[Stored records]
────
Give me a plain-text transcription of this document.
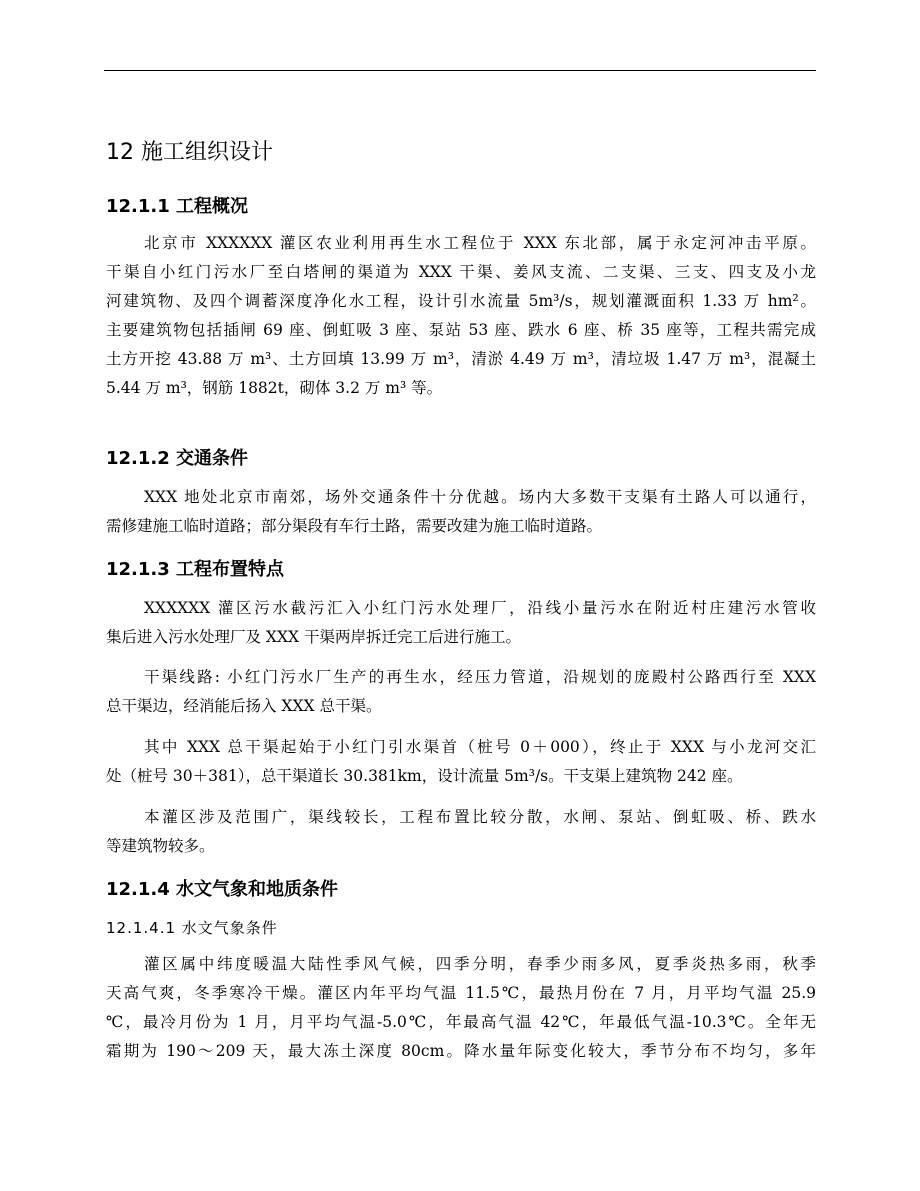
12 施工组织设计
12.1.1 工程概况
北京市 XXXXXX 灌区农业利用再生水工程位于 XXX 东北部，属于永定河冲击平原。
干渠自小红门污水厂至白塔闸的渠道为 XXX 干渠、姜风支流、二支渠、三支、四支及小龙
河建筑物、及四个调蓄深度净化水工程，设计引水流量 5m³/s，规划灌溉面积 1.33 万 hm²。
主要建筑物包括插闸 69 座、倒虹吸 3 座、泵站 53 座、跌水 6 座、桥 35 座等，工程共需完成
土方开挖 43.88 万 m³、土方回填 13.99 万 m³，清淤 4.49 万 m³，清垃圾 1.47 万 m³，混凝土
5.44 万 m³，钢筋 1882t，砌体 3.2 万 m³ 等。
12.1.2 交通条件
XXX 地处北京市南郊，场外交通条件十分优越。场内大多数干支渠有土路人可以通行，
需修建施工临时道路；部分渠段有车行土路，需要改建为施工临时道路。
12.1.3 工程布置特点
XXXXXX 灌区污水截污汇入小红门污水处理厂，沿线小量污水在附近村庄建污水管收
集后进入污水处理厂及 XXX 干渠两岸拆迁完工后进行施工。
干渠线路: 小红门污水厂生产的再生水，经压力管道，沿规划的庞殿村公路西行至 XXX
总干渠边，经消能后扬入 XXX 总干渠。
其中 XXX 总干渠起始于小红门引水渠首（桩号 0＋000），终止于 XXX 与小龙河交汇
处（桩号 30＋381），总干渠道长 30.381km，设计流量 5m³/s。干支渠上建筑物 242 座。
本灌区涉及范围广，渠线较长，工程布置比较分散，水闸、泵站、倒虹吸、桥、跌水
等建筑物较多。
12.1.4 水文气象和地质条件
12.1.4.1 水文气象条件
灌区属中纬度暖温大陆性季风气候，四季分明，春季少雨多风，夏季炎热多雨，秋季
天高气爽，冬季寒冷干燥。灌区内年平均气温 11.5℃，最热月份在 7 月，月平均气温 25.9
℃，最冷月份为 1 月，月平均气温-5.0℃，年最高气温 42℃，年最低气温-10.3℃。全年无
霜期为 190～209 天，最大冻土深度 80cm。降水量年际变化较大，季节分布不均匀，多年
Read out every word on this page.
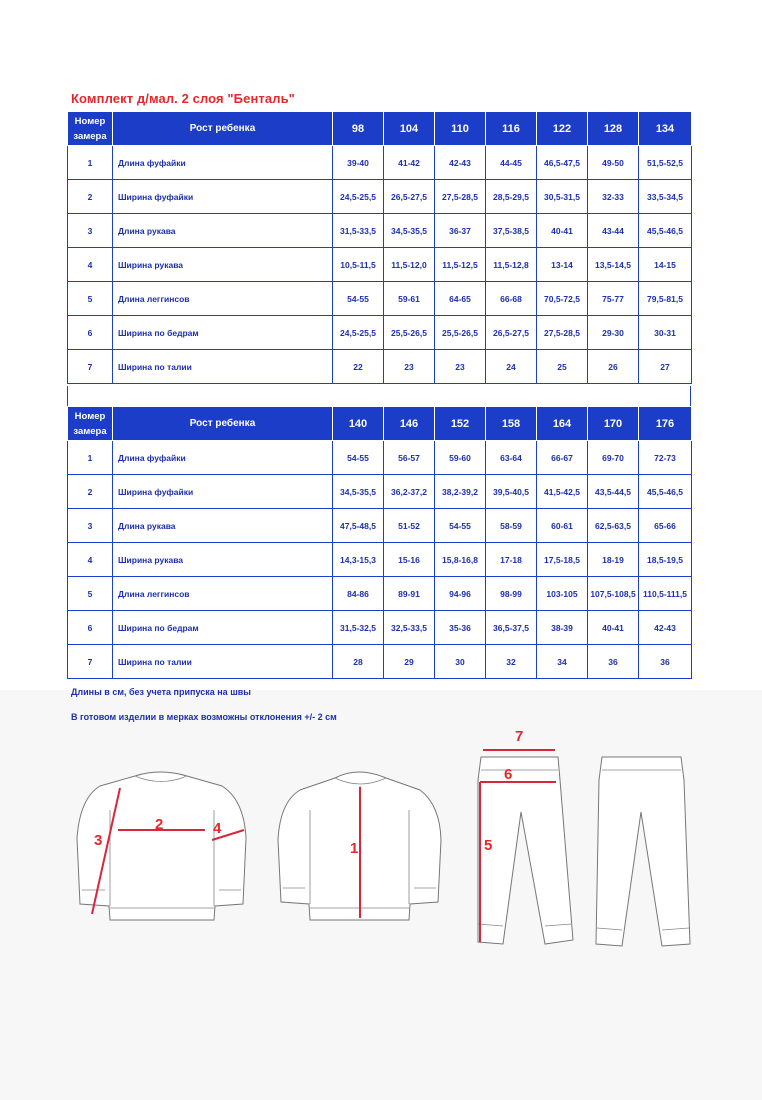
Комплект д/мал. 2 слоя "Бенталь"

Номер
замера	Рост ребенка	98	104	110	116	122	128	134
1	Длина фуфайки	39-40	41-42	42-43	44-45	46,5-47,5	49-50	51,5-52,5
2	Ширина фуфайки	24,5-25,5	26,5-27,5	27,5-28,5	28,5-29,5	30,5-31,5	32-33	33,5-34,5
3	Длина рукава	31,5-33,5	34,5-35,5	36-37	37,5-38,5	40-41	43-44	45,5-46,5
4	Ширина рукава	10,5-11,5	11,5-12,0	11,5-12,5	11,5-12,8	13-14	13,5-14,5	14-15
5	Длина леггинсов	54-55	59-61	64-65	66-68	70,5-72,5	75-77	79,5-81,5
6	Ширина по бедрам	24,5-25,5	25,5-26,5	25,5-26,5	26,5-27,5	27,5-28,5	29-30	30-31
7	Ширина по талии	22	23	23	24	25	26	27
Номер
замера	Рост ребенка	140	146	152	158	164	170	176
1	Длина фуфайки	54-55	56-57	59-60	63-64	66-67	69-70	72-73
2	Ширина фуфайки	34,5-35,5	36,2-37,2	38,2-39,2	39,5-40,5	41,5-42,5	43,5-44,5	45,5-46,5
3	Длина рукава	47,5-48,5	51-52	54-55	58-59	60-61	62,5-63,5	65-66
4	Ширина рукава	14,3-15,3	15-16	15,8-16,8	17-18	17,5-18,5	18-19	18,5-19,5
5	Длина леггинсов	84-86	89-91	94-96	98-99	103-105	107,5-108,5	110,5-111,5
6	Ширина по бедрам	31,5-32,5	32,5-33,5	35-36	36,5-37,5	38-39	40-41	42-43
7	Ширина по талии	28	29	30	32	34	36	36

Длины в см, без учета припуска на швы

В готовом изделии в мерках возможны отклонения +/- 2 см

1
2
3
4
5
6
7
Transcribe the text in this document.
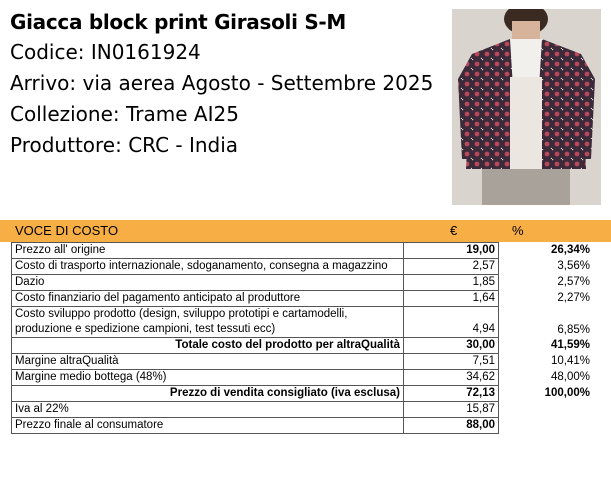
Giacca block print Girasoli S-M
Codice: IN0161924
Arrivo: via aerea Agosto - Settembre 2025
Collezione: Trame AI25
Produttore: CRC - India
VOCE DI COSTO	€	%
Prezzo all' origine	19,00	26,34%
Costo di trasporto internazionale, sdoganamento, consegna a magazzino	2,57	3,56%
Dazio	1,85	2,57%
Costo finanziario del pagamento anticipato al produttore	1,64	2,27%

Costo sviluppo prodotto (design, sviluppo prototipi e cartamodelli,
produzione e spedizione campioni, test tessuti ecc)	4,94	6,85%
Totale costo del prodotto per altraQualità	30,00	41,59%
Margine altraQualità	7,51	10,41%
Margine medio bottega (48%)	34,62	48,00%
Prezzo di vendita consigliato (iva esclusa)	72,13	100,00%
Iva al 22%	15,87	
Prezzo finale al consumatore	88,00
────
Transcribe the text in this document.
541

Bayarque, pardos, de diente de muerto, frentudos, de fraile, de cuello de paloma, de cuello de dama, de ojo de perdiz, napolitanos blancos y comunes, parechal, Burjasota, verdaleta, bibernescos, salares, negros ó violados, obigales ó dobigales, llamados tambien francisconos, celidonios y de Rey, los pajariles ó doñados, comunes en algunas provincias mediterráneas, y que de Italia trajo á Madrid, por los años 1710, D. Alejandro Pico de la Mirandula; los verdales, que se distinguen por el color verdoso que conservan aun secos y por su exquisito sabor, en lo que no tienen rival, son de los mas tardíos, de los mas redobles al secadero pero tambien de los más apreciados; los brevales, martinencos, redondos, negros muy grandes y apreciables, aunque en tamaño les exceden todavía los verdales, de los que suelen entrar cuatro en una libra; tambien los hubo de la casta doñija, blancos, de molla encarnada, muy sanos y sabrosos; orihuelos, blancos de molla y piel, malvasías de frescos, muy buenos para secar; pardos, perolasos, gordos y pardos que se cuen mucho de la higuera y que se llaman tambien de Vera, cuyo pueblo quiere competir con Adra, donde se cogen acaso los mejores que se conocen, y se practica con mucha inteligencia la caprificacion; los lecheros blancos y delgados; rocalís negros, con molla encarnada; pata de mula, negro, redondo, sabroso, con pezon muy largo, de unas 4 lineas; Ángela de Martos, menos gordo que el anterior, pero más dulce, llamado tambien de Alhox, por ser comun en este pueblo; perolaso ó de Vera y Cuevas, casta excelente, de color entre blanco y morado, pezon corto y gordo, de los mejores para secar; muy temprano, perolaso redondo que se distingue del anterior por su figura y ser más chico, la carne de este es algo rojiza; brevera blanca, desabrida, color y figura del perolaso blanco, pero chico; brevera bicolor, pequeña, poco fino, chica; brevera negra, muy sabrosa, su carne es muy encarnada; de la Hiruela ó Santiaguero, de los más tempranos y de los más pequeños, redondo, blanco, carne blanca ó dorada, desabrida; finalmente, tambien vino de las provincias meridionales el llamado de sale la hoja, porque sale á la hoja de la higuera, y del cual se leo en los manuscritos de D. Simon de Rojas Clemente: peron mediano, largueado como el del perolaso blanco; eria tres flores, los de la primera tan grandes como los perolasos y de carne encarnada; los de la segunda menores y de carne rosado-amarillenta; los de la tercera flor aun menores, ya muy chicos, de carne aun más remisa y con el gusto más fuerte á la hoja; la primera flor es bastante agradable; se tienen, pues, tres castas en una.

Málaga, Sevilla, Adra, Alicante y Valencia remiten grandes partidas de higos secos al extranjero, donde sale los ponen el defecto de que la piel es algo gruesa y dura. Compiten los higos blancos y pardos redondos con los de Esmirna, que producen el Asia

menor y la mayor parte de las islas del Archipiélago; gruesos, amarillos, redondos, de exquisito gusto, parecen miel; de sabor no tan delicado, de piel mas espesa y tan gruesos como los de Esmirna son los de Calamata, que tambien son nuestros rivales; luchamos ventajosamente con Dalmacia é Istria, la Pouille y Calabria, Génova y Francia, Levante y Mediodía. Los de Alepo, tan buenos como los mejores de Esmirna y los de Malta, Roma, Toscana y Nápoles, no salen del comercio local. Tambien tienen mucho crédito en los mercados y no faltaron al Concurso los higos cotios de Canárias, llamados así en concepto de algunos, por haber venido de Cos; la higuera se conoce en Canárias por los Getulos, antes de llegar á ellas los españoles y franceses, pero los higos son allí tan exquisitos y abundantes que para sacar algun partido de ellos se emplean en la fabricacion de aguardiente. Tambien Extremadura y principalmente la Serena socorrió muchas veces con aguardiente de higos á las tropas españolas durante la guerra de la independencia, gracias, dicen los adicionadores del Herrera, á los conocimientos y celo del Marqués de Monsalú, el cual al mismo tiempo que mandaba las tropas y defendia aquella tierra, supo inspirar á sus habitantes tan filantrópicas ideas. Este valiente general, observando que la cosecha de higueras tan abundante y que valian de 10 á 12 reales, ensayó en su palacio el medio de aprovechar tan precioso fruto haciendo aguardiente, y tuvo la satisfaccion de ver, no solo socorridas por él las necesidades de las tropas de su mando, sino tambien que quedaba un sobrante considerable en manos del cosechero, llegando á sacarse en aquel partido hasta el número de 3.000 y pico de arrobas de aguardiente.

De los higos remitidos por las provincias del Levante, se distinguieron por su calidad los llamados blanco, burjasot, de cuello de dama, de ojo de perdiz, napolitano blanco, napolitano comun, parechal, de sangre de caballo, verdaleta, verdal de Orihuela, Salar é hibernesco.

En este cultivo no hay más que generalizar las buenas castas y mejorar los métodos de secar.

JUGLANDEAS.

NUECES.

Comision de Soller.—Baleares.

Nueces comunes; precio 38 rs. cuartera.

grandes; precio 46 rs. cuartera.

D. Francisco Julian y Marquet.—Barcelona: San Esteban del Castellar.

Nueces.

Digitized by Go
────
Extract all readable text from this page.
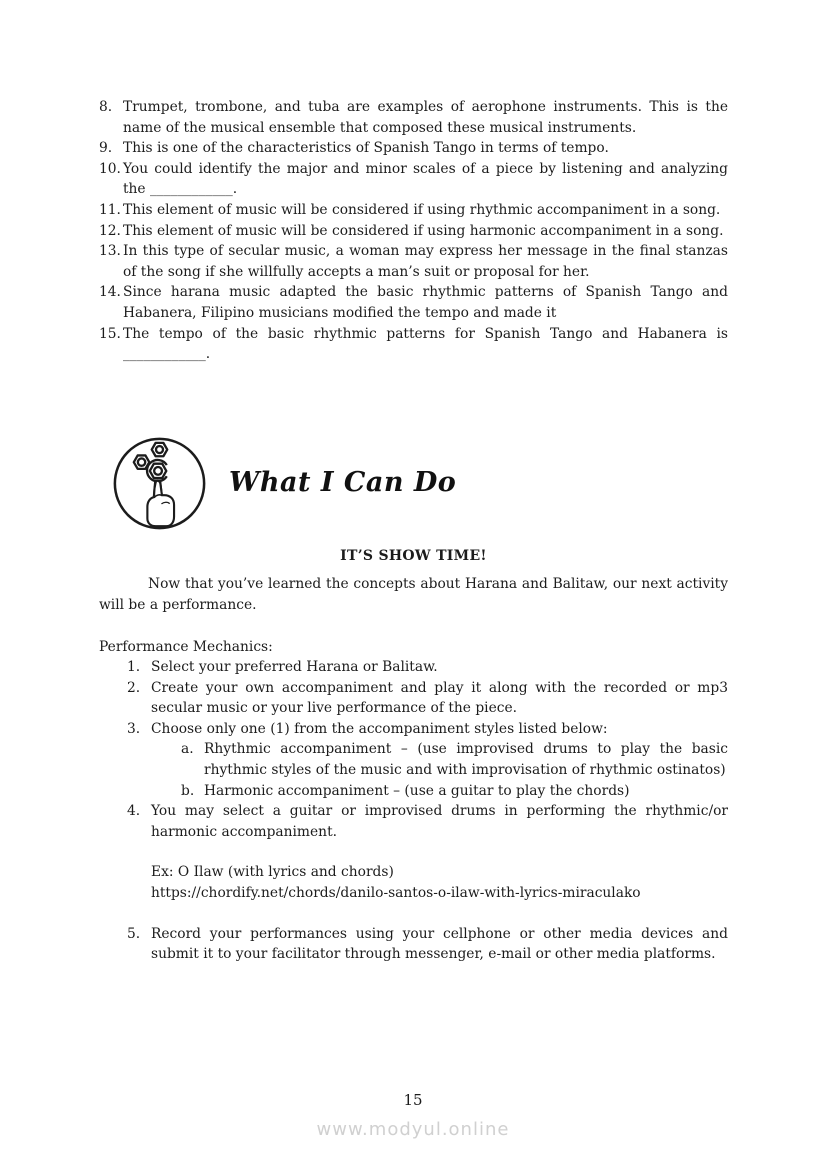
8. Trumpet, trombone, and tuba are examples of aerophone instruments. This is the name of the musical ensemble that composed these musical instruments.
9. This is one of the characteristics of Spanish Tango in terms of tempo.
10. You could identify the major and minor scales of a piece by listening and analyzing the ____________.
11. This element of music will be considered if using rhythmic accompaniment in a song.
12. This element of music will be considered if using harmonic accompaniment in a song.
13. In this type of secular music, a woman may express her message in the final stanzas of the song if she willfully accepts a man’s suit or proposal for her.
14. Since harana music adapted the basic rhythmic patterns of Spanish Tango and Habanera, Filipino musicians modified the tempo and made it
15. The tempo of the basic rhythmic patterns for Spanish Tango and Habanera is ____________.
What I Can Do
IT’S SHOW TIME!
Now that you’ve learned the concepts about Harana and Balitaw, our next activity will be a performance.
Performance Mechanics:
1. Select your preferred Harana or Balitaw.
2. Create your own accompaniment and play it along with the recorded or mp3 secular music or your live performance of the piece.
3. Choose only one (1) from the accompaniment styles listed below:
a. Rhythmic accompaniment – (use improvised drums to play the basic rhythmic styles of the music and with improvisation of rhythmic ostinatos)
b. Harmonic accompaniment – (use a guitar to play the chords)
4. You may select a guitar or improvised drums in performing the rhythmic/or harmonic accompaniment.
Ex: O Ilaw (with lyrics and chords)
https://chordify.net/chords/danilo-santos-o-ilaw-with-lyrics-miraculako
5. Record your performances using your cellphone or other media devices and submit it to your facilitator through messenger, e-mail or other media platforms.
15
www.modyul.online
────
#### WHAT YOU ARE ASKED TO DO
Make a copy of each line that contains the string "patterns".

#### PROBLEM SOLUTION
14. Since harana music adapted the basic rhythmic patterns of Spanish Tango and Habanera, Filipino musicians modified the tempo and made it
15. The tempo of the basic rhythmic patterns for Spanish Tango and Habanera is ____________.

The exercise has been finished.